Aim of the task:
Reproduce the data in its entirety, exactly as supplied.

[start of Dataset content]

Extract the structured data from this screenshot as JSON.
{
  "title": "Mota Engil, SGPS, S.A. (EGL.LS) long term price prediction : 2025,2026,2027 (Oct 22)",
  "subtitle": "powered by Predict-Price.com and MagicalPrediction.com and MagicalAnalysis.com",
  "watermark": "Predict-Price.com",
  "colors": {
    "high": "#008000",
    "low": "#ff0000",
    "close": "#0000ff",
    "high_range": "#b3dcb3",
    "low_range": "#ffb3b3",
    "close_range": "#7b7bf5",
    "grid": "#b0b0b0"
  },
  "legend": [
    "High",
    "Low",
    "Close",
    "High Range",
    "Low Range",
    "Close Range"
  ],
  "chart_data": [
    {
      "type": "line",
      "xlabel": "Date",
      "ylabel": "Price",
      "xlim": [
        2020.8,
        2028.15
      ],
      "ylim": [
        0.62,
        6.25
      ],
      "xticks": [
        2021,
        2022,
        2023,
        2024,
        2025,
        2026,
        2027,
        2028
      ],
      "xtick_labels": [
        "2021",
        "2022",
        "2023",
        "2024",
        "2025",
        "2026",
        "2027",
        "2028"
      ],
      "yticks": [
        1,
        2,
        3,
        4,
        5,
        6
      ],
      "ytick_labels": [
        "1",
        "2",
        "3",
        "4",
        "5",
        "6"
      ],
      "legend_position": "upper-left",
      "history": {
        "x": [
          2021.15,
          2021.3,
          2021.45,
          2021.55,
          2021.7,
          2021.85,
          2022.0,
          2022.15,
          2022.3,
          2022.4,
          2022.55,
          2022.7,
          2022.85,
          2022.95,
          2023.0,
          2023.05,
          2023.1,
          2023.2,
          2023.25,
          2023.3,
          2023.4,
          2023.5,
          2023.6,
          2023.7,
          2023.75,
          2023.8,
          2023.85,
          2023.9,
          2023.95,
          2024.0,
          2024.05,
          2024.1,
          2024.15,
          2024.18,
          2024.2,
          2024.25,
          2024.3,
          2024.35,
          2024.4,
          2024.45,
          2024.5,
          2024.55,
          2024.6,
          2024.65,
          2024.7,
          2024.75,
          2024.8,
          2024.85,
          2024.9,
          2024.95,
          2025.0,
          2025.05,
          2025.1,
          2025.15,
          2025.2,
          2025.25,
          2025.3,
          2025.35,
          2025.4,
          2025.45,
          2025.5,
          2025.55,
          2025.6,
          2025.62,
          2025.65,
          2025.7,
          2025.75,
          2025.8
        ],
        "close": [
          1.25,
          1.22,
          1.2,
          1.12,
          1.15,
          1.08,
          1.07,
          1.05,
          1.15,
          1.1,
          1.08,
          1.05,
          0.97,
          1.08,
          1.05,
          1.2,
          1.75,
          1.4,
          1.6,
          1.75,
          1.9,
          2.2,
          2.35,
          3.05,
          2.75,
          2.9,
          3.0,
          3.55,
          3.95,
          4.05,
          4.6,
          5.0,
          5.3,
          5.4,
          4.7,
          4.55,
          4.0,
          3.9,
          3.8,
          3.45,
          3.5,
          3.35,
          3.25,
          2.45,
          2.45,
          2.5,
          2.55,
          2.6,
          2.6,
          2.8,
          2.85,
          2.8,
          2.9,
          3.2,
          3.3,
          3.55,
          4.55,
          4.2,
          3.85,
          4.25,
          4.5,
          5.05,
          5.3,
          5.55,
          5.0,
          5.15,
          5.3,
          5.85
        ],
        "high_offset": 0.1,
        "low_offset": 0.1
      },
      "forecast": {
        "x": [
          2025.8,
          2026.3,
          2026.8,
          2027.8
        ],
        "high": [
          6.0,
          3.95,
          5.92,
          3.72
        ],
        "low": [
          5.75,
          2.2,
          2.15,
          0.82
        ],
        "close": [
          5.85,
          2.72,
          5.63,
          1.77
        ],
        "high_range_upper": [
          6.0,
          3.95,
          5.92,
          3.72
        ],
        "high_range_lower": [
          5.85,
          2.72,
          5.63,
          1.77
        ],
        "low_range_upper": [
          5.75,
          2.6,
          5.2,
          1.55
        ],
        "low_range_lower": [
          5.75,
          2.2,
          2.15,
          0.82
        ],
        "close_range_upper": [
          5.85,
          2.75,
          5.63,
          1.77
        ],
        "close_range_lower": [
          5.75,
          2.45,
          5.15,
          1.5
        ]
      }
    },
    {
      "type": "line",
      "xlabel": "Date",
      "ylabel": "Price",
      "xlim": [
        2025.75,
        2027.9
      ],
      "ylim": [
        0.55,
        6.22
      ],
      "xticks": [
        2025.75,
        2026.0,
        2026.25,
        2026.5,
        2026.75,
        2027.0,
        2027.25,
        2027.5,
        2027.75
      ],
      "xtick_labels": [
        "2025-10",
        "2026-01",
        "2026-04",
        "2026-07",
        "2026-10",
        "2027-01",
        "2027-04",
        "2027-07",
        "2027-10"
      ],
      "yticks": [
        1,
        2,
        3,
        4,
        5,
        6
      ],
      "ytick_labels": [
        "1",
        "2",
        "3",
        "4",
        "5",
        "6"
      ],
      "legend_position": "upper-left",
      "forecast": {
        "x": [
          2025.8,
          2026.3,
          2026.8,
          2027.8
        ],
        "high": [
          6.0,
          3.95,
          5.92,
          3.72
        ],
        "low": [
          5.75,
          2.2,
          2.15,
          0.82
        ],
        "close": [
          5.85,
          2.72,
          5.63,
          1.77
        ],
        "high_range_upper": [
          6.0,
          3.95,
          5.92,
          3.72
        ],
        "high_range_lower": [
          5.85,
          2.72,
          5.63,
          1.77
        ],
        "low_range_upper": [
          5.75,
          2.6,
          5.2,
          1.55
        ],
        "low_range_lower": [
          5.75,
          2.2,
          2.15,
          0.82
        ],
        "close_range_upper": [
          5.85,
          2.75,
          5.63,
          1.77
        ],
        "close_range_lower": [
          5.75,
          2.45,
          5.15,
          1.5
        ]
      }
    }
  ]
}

[end of Dataset content]

Reply to the exercise:
Extract the structured data from this screenshot as JSON.
{
  "title": "Mota Engil, SGPS, S.A. (EGL.LS) long term price prediction : 2025,2026,2027 (Oct 22)",
  "subtitle": "powered by Predict-Price.com and MagicalPrediction.com and MagicalAnalysis.com",
  "watermark": "Predict-Price.com",
  "colors": {
    "high": "#008000",
    "low": "#ff0000",
    "close": "#0000ff",
    "high_range": "#b3dcb3",
    "low_range": "#ffb3b3",
    "close_range": "#7b7bf5",
    "grid": "#b0b0b0"
  },
  "legend": [
    "High",
    "Low",
    "Close",
    "High Range",
    "Low Range",
    "Close Range"
  ],
  "chart_data": [
    {
      "type": "line",
      "xlabel": "Date",
      "ylabel": "Price",
      "xlim": [
        2020.8,
        2028.15
      ],
      "ylim": [
        0.62,
        6.25
      ],
      "xticks": [
        2021,
        2022,
        2023,
        2024,
        2025,
        2026,
        2027,
        2028
      ],
      "xtick_labels": [
        "2021",
        "2022",
        "2023",
        "2024",
        "2025",
        "2026",
        "2027",
        "2028"
      ],
      "yticks": [
        1,
        2,
        3,
        4,
        5,
        6
      ],
      "ytick_labels": [
        "1",
        "2",
        "3",
        "4",
        "5",
        "6"
      ],
      "legend_position": "upper-left",
      "history": {
        "x": [
          2021.15,
          2021.3,
          2021.45,
          2021.55,
          2021.7,
          2021.85,
          2022.0,
          2022.15,
          2022.3,
          2022.4,
          2022.55,
          2022.7,
          2022.85,
          2022.95,
          2023.0,
          2023.05,
          2023.1,
          2023.2,
          2023.25,
          2023.3,
          2023.4,
          2023.5,
          2023.6,
          2023.7,
          2023.75,
          2023.8,
          2023.85,
          2023.9,
          2023.95,
          2024.0,
          2024.05,
          2024.1,
          2024.15,
          2024.18,
          2024.2,
          2024.25,
          2024.3,
          2024.35,
          2024.4,
          2024.45,
          2024.5,
          2024.55,
          2024.6,
          2024.65,
          2024.7,
          2024.75,
          2024.8,
          2024.85,
          2024.9,
          2024.95,
          2025.0,
          2025.05,
          2025.1,
          2025.15,
          2025.2,
          2025.25,
          2025.3,
          2025.35,
          2025.4,
          2025.45,
          2025.5,
          2025.55,
          2025.6,
          2025.62,
          2025.65,
          2025.7,
          2025.75,
          2025.8
        ],
        "close": [
          1.25,
          1.22,
          1.2,
          1.12,
          1.15,
          1.08,
          1.07,
          1.05,
          1.15,
          1.1,
          1.08,
          1.05,
          0.97,
          1.08,
          1.05,
          1.2,
          1.75,
          1.4,
          1.6,
          1.75,
          1.9,
          2.2,
          2.35,
          3.05,
          2.75,
          2.9,
          3.0,
          3.55,
          3.95,
          4.05,
          4.6,
          5.0,
          5.3,
          5.4,
          4.7,
          4.55,
          4.0,
          3.9,
          3.8,
          3.45,
          3.5,
          3.35,
          3.25,
          2.45,
          2.45,
          2.5,
          2.55,
          2.6,
          2.6,
          2.8,
          2.85,
          2.8,
          2.9,
          3.2,
          3.3,
          3.55,
          4.55,
          4.2,
          3.85,
          4.25,
          4.5,
          5.05,
          5.3,
          5.55,
          5.0,
          5.15,
          5.3,
          5.85
        ],
        "high_offset": 0.1,
        "low_offset": 0.1
      },
      "forecast": {
        "x": [
          2025.8,
          2026.3,
          2026.8,
          2027.8
        ],
        "high": [
          6.0,
          3.95,
          5.92,
          3.72
        ],
        "low": [
          5.75,
          2.2,
          2.15,
          0.82
        ],
        "close": [
          5.85,
          2.72,
          5.63,
          1.77
        ],
        "high_range_upper": [
          6.0,
          3.95,
          5.92,
          3.72
        ],
        "high_range_lower": [
          5.85,
          2.72,
          5.63,
          1.77
        ],
        "low_range_upper": [
          5.75,
          2.6,
          5.2,
          1.55
        ],
        "low_range_lower": [
          5.75,
          2.2,
          2.15,
          0.82
        ],
        "close_range_upper": [
          5.85,
          2.75,
          5.63,
          1.77
        ],
        "close_range_lower": [
          5.75,
          2.45,
          5.15,
          1.5
        ]
      }
    },
    {
      "type": "line",
      "xlabel": "Date",
      "ylabel": "Price",
      "xlim": [
        2025.75,
        2027.9
      ],
      "ylim": [
        0.55,
        6.22
      ],
      "xticks": [
        2025.75,
        2026.0,
        2026.25,
        2026.5,
        2026.75,
        2027.0,
        2027.25,
        2027.5,
        2027.75
      ],
      "xtick_labels": [
        "2025-10",
        "2026-01",
        "2026-04",
        "2026-07",
        "2026-10",
        "2027-01",
        "2027-04",
        "2027-07",
        "2027-10"
      ],
      "yticks": [
        1,
        2,
        3,
        4,
        5,
        6
      ],
      "ytick_labels": [
        "1",
        "2",
        "3",
        "4",
        "5",
        "6"
      ],
      "legend_position": "upper-left",
      "forecast": {
        "x": [
          2025.8,
          2026.3,
          2026.8,
          2027.8
        ],
        "high": [
          6.0,
          3.95,
          5.92,
          3.72
        ],
        "low": [
          5.75,
          2.2,
          2.15,
          0.82
        ],
        "close": [
          5.85,
          2.72,
          5.63,
          1.77
        ],
        "high_range_upper": [
          6.0,
          3.95,
          5.92,
          3.72
        ],
        "high_range_lower": [
          5.85,
          2.72,
          5.63,
          1.77
        ],
        "low_range_upper": [
          5.75,
          2.6,
          5.2,
          1.55
        ],
        "low_range_lower": [
          5.75,
          2.2,
          2.15,
          0.82
        ],
        "close_range_upper": [
          5.85,
          2.75,
          5.63,
          1.77
        ],
        "close_range_lower": [
          5.75,
          2.45,
          5.15,
          1.5
        ]
      }
    }
  ]
}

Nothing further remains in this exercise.